(DOCUMENT EXCERPT):
· · ·

Federal Aviation Administration (FAA) Reauthorization: An Overview of Legislative Action in the 112th Congress


Bart Elias, Coordinator
Specialist in Aviation Policy

Reauthorization of Federal Aviation Administration (FAA) programs has been an issue of considerable interest during the first session of the 112th Congress. The previous FAA authorization, Vision 100—Century of Aviation Reauthorization Act (P.L. 108-176, hereinafter referred to as “Vision 100”) expired at the end of FY2007. Attempts to enact a successor law failed in the 110th and 111th Congresses. As a result, aviation trust fund revenue collections and aviation program authority have continued under a series of short-term extensions. The latest of these, the Airport and Airway Extension Act of 2011 (P.L. 112-7) will expire on May 31, 2011.

· · ·

(OBJECTIVES):
**1.** Return the portion of the FAA reauthorization excerpt starting with "Federal Aviation Administration (FAA) Reauthorization: An" and going on through "May 31, 2011.", reproduced word for word.
**2.** According to the FAA reauthorization excerpt, when did the Vision 100 authorization expire?

· · ·

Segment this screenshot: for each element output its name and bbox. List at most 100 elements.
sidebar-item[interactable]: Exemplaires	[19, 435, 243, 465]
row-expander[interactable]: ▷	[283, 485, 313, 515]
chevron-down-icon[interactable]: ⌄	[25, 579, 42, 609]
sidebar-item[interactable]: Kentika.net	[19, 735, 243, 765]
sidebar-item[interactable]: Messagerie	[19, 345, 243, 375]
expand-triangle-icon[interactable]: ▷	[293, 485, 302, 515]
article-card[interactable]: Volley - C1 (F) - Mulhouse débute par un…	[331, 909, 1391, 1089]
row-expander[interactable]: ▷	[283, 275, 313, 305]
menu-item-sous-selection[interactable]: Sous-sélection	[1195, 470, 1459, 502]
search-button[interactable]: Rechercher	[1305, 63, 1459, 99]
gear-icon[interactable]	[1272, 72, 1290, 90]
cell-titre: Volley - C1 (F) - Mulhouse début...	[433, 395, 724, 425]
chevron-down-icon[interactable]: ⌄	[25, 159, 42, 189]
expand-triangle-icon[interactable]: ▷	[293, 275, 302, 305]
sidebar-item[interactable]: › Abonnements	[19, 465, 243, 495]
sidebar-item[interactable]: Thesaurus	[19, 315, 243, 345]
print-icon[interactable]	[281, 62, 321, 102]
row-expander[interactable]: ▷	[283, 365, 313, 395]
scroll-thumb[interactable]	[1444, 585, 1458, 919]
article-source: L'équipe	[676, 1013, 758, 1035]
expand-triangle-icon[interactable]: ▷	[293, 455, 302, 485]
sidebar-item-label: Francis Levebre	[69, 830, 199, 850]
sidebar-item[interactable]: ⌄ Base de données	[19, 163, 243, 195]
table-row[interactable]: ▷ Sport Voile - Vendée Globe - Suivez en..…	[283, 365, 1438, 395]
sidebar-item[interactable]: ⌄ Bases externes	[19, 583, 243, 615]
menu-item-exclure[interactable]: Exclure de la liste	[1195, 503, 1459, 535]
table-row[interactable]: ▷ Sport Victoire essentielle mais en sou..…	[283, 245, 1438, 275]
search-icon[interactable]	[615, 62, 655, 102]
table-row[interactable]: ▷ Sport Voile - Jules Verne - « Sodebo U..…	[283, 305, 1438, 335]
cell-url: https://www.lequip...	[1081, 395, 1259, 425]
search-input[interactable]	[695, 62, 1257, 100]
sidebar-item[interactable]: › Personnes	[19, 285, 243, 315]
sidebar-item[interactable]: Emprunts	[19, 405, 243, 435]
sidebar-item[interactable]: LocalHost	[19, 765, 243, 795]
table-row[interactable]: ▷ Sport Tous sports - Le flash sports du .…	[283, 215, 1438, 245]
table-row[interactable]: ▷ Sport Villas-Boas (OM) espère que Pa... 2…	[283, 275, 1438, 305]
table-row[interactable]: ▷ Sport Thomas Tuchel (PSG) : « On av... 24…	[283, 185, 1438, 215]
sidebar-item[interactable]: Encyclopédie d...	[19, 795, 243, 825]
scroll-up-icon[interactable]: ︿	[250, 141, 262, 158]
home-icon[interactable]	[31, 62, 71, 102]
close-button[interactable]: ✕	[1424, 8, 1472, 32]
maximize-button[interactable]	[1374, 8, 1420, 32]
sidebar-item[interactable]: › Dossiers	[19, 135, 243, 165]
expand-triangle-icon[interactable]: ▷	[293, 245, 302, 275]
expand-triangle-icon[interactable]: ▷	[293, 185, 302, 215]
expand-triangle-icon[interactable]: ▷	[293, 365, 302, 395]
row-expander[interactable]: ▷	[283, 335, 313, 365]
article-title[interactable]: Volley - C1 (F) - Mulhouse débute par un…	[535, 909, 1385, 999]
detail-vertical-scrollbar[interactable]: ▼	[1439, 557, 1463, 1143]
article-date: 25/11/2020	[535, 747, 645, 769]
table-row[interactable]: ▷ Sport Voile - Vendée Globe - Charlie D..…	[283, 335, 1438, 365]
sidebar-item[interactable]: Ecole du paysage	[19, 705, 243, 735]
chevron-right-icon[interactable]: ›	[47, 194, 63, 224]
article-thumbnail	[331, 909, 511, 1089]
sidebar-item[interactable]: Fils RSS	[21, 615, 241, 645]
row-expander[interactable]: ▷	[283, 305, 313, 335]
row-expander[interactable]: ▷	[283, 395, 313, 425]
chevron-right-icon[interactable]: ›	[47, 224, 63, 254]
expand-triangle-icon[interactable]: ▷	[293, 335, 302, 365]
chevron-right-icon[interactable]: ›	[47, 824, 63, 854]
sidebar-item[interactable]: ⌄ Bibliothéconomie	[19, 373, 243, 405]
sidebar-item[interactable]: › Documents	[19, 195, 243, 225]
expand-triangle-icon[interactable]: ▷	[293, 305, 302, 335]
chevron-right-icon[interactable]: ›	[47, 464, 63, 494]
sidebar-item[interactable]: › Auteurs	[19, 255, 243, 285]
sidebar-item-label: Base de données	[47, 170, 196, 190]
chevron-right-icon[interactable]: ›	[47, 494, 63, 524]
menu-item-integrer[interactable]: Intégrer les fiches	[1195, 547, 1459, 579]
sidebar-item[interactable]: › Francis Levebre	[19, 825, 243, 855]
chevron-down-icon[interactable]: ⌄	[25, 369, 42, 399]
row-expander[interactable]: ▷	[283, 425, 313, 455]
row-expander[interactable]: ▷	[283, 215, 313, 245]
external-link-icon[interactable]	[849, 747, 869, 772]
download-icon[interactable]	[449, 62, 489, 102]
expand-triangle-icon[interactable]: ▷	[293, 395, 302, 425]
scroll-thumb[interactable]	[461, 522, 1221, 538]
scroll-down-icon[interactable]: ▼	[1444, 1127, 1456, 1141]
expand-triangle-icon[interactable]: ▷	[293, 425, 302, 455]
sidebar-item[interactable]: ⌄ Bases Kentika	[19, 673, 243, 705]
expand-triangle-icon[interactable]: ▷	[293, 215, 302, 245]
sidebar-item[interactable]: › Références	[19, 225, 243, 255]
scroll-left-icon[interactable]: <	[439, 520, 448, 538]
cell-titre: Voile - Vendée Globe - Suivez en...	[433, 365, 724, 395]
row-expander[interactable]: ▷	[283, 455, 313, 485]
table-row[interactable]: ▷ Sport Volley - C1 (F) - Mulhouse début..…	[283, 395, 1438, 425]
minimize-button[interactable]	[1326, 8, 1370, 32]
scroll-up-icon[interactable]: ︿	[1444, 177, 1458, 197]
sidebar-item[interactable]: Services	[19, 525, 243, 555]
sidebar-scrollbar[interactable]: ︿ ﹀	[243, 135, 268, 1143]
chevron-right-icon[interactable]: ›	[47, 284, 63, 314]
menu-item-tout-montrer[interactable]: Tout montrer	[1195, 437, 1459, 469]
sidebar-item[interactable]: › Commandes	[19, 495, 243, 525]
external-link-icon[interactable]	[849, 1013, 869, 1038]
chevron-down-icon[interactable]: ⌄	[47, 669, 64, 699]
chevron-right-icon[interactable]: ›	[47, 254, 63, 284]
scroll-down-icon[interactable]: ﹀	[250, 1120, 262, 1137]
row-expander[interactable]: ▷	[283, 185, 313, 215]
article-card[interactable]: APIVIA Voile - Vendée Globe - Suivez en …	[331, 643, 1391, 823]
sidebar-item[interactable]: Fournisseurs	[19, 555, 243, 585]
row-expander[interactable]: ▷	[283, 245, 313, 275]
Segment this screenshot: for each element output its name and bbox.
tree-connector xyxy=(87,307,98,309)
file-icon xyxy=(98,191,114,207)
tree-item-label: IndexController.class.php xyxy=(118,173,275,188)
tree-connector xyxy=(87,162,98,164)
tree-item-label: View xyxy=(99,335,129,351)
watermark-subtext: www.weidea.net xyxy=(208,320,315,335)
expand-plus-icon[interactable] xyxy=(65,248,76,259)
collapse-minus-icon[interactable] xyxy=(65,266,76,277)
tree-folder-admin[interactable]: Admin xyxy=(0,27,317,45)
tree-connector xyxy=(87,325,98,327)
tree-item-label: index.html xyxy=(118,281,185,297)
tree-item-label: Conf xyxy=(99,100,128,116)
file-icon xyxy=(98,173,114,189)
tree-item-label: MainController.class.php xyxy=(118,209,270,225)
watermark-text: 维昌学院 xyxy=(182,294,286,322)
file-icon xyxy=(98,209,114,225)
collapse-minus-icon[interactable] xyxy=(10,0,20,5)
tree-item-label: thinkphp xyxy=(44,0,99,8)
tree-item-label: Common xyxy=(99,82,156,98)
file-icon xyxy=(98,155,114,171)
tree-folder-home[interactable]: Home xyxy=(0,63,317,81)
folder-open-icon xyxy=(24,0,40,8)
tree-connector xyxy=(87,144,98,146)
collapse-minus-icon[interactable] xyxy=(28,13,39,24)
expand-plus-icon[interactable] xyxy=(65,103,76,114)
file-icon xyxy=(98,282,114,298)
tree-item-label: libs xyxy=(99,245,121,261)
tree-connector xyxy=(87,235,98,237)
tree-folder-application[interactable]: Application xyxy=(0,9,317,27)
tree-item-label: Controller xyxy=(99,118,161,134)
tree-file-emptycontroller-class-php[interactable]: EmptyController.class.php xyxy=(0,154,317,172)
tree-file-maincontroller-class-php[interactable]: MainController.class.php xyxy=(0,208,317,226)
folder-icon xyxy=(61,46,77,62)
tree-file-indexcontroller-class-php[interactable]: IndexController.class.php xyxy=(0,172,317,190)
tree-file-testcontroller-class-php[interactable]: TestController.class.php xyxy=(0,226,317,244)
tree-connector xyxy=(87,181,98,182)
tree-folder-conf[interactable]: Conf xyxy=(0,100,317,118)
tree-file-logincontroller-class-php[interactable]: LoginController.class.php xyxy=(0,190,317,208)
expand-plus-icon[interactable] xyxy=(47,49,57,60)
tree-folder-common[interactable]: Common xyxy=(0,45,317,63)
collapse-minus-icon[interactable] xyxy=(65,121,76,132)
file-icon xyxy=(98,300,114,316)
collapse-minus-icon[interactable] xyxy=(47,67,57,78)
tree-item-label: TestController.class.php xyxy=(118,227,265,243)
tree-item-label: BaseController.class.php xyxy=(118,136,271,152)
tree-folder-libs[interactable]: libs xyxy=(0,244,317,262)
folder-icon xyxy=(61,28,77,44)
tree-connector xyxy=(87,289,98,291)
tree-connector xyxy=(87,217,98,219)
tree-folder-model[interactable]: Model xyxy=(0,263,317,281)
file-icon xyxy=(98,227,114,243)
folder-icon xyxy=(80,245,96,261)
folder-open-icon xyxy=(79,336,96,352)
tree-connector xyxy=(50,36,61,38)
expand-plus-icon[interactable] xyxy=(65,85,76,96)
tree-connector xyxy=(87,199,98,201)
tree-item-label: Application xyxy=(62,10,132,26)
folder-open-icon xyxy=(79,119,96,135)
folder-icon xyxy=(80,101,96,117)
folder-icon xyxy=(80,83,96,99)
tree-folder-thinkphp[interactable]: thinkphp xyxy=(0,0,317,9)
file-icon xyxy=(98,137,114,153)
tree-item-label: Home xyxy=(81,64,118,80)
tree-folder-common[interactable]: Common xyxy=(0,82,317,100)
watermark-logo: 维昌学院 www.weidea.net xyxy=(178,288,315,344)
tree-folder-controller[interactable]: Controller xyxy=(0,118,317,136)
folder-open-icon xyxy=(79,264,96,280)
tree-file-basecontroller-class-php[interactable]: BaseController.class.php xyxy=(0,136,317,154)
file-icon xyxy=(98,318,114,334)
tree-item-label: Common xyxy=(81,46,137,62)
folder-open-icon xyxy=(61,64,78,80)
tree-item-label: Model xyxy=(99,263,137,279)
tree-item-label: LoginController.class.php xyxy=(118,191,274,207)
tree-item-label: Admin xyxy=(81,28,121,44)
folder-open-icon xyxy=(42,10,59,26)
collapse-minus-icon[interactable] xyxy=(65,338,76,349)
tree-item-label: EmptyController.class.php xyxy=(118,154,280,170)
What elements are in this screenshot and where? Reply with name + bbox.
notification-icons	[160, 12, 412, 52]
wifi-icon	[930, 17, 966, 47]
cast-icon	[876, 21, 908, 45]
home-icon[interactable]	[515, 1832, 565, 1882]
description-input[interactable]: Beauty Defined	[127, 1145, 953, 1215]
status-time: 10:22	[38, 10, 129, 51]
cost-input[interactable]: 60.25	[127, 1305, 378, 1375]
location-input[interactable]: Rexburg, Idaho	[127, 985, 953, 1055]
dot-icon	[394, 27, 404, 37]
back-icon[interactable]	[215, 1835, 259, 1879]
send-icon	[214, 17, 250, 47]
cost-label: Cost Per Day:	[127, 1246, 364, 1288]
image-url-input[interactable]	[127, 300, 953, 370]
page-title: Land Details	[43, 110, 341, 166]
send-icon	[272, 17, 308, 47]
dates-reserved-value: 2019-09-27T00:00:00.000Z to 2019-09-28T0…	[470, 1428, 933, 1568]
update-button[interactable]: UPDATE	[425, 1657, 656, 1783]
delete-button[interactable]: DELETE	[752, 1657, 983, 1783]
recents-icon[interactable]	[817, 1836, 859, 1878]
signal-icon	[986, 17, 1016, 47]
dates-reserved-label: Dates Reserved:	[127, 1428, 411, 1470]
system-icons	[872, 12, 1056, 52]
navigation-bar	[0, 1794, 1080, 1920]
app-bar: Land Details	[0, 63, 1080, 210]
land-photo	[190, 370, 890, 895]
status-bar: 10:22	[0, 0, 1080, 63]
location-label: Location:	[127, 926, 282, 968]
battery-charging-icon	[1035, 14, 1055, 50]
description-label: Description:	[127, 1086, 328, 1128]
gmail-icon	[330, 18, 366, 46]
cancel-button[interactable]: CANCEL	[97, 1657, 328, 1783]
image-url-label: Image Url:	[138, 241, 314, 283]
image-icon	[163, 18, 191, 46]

· · ·

(EXPECTED OUTPUTS):
**1.**
Federal Aviation Administration (FAA) Reauthorization: An Overview of Legislative Action in the 112th Congress


Bart Elias, Coordinator
Specialist in Aviation Policy

Reauthorization of Federal Aviation Administration (FAA) programs has been an issue of considerable interest during the first session of the 112th Congress. The previous FAA authorization, Vision 100—Century of Aviation Reauthorization Act (P.L. 108-176, hereinafter referred to as “Vision 100”) expired at the end of FY2007. Attempts to enact a successor law failed in the 110th and 111th Congresses. As a result, aviation trust fund revenue collections and aviation program authority have continued under a series of short-term extensions. The latest of these, the Airport and Airway Extension Act of 2011 (P.L. 112-7) will expire on May 31, 2011.

**2.** At the end of FY2007.